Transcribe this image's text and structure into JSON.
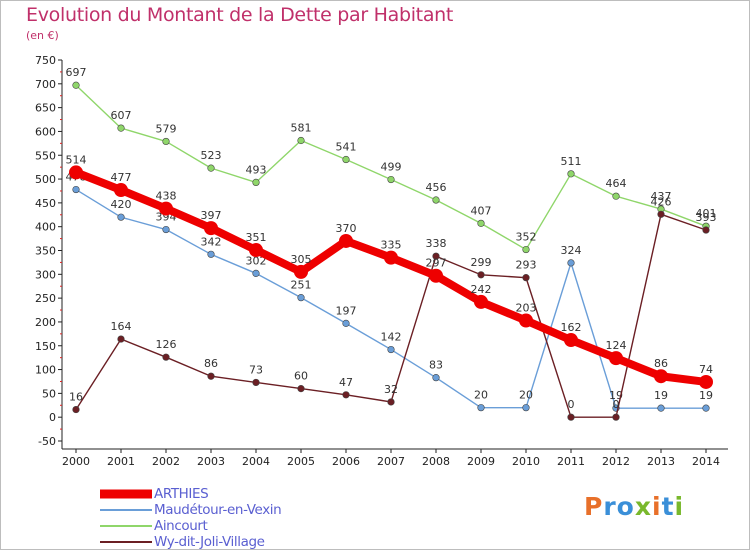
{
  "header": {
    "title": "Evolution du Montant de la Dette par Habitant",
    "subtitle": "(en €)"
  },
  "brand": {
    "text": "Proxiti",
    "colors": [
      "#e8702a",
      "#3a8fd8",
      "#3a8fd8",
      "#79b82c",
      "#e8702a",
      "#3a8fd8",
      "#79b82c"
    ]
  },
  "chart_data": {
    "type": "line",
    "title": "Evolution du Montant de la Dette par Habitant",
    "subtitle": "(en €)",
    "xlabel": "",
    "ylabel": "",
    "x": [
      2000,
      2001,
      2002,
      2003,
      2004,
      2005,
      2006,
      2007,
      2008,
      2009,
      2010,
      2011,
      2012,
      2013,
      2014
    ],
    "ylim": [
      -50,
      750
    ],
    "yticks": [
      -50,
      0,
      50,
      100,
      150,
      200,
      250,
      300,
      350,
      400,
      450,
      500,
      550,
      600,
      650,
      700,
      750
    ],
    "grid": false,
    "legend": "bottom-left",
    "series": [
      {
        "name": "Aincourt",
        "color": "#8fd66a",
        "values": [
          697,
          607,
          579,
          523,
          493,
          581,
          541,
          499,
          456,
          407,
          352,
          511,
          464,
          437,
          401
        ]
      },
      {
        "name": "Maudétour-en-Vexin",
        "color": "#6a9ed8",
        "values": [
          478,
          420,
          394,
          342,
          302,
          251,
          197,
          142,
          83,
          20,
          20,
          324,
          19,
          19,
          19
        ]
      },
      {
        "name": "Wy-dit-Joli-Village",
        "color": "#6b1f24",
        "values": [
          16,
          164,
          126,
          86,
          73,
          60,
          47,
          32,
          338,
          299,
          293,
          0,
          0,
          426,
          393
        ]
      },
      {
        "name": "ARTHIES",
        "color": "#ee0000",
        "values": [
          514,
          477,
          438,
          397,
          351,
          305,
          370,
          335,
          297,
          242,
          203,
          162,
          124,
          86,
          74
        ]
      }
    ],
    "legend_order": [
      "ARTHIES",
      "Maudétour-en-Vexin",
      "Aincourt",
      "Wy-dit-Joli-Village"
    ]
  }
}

◆ ◆ ◆ ◆ ◆ ◆ ◆

CHALLENGE:
Find the lines with the string "text" and reproduce them.

CORRECT RESULT:
Transcribe this image's text and structure into JSON.
    "text": "Proxiti",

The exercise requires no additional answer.